Document text:
===

The 2012 presidential election will certainly be one of the most contentious in history. Americans are deeply polarized. Some strongly support President Obama’s perspective on government, and many deeply oppose it. Many appreciate Obama’s leadership, and some see him as highly flawed.

While there are many opinions about the Obama presidency, there is only one set of facts.

Barack Obama was elected in 2008 because of the meltdown of the financial system and the resulting collapse of the economy. He was elected to get the economy on the road to prosperity. Nearly four years later and three and a half years after the end of the recession, the economy remains in shambles.

We have anemic economic growth. We have had 42 consecutive months and counting of unemployment rates higher than 8 percent. No president in modern history has been re-elected with an economic record this weak (2.1 percent real gross domestic product growth in the last two and a half years and 1.5 percent in the most recent quarter).

Americans have expected more, and they should expect more. They have not in the past and should not now accept excuses instead of performance.

Whatever your views are of Obama and his outlook on government, he has unfortunately failed at the job for which he was elected.

Liberal, moderate or conservative, failed leadership is failed leadership. The government will never work effectively if we do not hold leaders accountable for their failures. If we reward failure by re-electing Obama, we should only expect more of the same.

===

Records:
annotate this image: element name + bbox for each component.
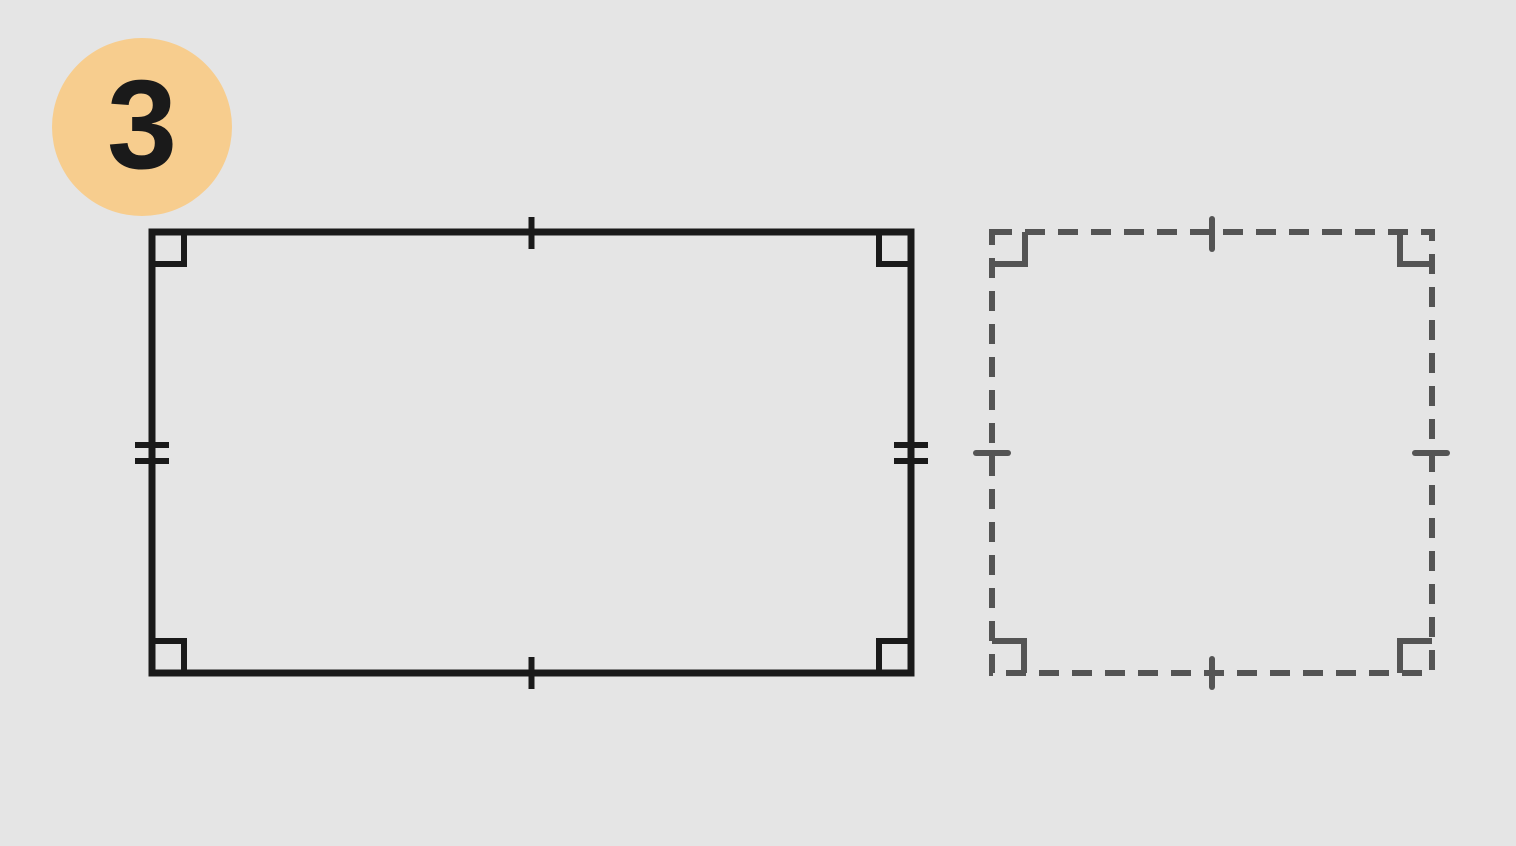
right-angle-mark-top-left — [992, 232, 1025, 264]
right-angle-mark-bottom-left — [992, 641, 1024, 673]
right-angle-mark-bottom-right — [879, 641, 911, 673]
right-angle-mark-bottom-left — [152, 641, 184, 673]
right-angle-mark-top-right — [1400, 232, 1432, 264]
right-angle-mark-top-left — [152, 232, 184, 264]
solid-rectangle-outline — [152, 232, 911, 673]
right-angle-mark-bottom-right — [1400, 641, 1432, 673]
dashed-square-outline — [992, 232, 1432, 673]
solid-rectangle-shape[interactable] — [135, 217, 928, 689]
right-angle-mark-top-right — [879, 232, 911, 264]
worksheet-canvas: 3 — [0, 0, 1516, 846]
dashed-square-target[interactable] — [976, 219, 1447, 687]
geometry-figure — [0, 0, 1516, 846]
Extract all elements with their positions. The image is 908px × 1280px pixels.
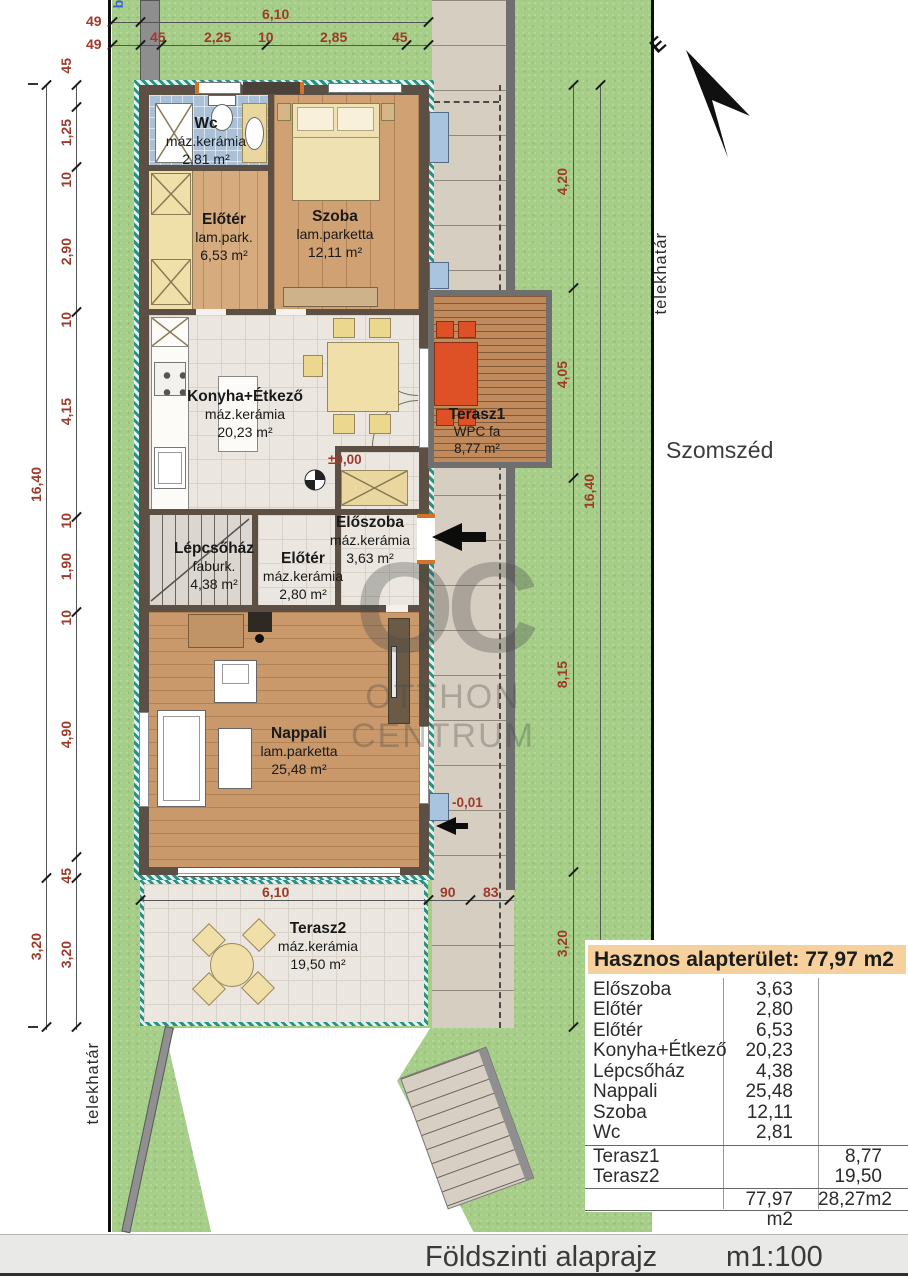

===

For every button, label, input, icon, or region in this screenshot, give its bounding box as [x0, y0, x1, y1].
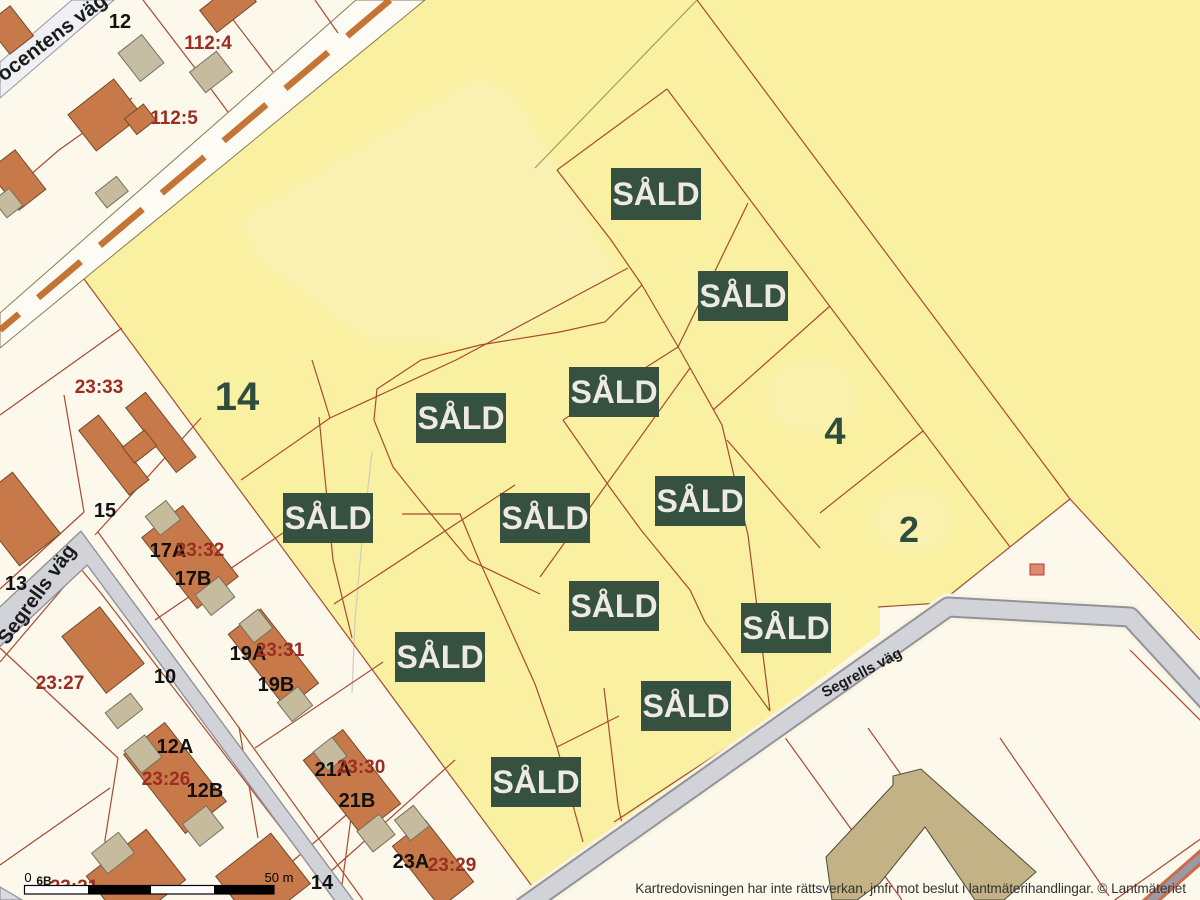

===

Required work:
**1)** In two sentences, how would you sum up the piece on the Obama presidency?
**2)** Which percentage figures does the piece on the Obama presidency cite?
The items come from a separate source, unrelated to the piece on the Obama presidency.

Answers by task:
**1)** Barack Obama was elected in 2008 to put a collapsed economy on the road to prosperity, yet nearly four years later growth remains anemic and unemployment has stayed above 8 percent for 42 consecutive months. The piece argues that he has failed at the job he was elected to do and that re-electing him would reward failure and bring more of the same.

**2)**
- 8 percent (the unemployment rate, exceeded for 42 consecutive months)
- 2.1 percent (real gross domestic product growth over the last two and a half years)
- 1.5 percent (real gross domestic product growth in the most recent quarter)